Excerpts from a figure dataset:
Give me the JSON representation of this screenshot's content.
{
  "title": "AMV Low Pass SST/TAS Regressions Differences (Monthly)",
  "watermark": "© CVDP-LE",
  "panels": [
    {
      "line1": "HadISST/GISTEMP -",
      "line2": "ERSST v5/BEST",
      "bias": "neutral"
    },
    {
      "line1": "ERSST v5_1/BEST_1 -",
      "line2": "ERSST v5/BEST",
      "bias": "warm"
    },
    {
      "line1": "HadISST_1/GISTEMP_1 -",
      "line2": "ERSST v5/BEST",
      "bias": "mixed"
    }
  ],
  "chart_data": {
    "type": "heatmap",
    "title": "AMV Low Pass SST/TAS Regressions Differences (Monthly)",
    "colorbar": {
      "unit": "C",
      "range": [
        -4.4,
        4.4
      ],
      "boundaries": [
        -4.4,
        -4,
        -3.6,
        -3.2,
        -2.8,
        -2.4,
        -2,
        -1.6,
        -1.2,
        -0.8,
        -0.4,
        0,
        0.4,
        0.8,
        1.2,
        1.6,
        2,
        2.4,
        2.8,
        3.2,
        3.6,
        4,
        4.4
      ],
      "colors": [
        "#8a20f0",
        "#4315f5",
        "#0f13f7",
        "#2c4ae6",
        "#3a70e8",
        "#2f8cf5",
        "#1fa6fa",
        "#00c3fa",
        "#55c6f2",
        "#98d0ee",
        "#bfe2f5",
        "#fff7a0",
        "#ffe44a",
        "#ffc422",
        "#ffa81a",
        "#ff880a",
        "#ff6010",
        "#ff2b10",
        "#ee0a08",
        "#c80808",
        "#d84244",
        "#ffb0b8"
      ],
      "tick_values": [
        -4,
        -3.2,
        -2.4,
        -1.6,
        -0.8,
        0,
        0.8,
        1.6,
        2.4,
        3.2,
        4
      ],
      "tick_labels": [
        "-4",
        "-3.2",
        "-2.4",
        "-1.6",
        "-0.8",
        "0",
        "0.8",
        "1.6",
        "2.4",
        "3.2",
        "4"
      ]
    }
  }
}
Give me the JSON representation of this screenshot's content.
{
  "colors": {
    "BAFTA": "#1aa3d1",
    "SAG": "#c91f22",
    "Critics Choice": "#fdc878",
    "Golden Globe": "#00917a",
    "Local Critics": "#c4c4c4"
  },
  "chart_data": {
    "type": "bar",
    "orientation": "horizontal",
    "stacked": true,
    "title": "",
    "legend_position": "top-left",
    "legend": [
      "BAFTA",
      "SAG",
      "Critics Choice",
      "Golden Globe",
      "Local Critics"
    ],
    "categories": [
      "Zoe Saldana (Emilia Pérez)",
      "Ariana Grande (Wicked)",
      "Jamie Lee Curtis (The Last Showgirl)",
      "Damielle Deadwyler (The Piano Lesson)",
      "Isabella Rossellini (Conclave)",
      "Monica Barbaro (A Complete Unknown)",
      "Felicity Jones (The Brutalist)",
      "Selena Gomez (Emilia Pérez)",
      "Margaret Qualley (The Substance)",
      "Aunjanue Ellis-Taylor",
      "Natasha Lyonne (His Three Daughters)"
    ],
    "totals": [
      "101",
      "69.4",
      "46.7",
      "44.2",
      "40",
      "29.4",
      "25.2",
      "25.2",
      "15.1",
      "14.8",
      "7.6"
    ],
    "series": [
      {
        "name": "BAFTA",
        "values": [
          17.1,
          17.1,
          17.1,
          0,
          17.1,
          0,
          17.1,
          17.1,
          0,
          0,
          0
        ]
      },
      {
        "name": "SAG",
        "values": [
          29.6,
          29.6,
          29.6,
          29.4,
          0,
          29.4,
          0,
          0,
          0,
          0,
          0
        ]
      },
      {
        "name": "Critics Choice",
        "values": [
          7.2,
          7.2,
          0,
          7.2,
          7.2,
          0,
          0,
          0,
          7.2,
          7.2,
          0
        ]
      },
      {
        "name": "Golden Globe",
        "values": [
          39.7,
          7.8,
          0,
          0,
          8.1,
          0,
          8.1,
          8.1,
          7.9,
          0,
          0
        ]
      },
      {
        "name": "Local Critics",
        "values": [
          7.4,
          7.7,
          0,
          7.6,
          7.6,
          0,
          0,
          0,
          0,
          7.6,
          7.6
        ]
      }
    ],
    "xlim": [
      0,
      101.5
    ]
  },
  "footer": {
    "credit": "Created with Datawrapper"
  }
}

AIM: Reproduce every line above without error.

EXERCISE OUTPUT:
Give me the JSON representation of this screenshot's content.
{
  "title": "AMV Low Pass SST/TAS Regressions Differences (Monthly)",
  "watermark": "© CVDP-LE",
  "panels": [
    {
      "line1": "HadISST/GISTEMP -",
      "line2": "ERSST v5/BEST",
      "bias": "neutral"
    },
    {
      "line1": "ERSST v5_1/BEST_1 -",
      "line2": "ERSST v5/BEST",
      "bias": "warm"
    },
    {
      "line1": "HadISST_1/GISTEMP_1 -",
      "line2": "ERSST v5/BEST",
      "bias": "mixed"
    }
  ],
  "chart_data": {
    "type": "heatmap",
    "title": "AMV Low Pass SST/TAS Regressions Differences (Monthly)",
    "colorbar": {
      "unit": "C",
      "range": [
        -4.4,
        4.4
      ],
      "boundaries": [
        -4.4,
        -4,
        -3.6,
        -3.2,
        -2.8,
        -2.4,
        -2,
        -1.6,
        -1.2,
        -0.8,
        -0.4,
        0,
        0.4,
        0.8,
        1.2,
        1.6,
        2,
        2.4,
        2.8,
        3.2,
        3.6,
        4,
        4.4
      ],
      "colors": [
        "#8a20f0",
        "#4315f5",
        "#0f13f7",
        "#2c4ae6",
        "#3a70e8",
        "#2f8cf5",
        "#1fa6fa",
        "#00c3fa",
        "#55c6f2",
        "#98d0ee",
        "#bfe2f5",
        "#fff7a0",
        "#ffe44a",
        "#ffc422",
        "#ffa81a",
        "#ff880a",
        "#ff6010",
        "#ff2b10",
        "#ee0a08",
        "#c80808",
        "#d84244",
        "#ffb0b8"
      ],
      "tick_values": [
        -4,
        -3.2,
        -2.4,
        -1.6,
        -0.8,
        0,
        0.8,
        1.6,
        2.4,
        3.2,
        4
      ],
      "tick_labels": [
        "-4",
        "-3.2",
        "-2.4",
        "-1.6",
        "-0.8",
        "0",
        "0.8",
        "1.6",
        "2.4",
        "3.2",
        "4"
      ]
    }
  }
}
Give me the JSON representation of this screenshot's content.
{
  "colors": {
    "BAFTA": "#1aa3d1",
    "SAG": "#c91f22",
    "Critics Choice": "#fdc878",
    "Golden Globe": "#00917a",
    "Local Critics": "#c4c4c4"
  },
  "chart_data": {
    "type": "bar",
    "orientation": "horizontal",
    "stacked": true,
    "title": "",
    "legend_position": "top-left",
    "legend": [
      "BAFTA",
      "SAG",
      "Critics Choice",
      "Golden Globe",
      "Local Critics"
    ],
    "categories": [
      "Zoe Saldana (Emilia Pérez)",
      "Ariana Grande (Wicked)",
      "Jamie Lee Curtis (The Last Showgirl)",
      "Damielle Deadwyler (The Piano Lesson)",
      "Isabella Rossellini (Conclave)",
      "Monica Barbaro (A Complete Unknown)",
      "Felicity Jones (The Brutalist)",
      "Selena Gomez (Emilia Pérez)",
      "Margaret Qualley (The Substance)",
      "Aunjanue Ellis-Taylor",
      "Natasha Lyonne (His Three Daughters)"
    ],
    "totals": [
      "101",
      "69.4",
      "46.7",
      "44.2",
      "40",
      "29.4",
      "25.2",
      "25.2",
      "15.1",
      "14.8",
      "7.6"
    ],
    "series": [
      {
        "name": "BAFTA",
        "values": [
          17.1,
          17.1,
          17.1,
          0,
          17.1,
          0,
          17.1,
          17.1,
          0,
          0,
          0
        ]
      },
      {
        "name": "SAG",
        "values": [
          29.6,
          29.6,
          29.6,
          29.4,
          0,
          29.4,
          0,
          0,
          0,
          0,
          0
        ]
      },
      {
        "name": "Critics Choice",
        "values": [
          7.2,
          7.2,
          0,
          7.2,
          7.2,
          0,
          0,
          0,
          7.2,
          7.2,
          0
        ]
      },
      {
        "name": "Golden Globe",
        "values": [
          39.7,
          7.8,
          0,
          0,
          8.1,
          0,
          8.1,
          8.1,
          7.9,
          0,
          0
        ]
      },
      {
        "name": "Local Critics",
        "values": [
          7.4,
          7.7,
          0,
          7.6,
          7.6,
          0,
          0,
          0,
          0,
          7.6,
          7.6
        ]
      }
    ],
    "xlim": [
      0,
      101.5
    ]
  },
  "footer": {
    "credit": "Created with Datawrapper"
  }
}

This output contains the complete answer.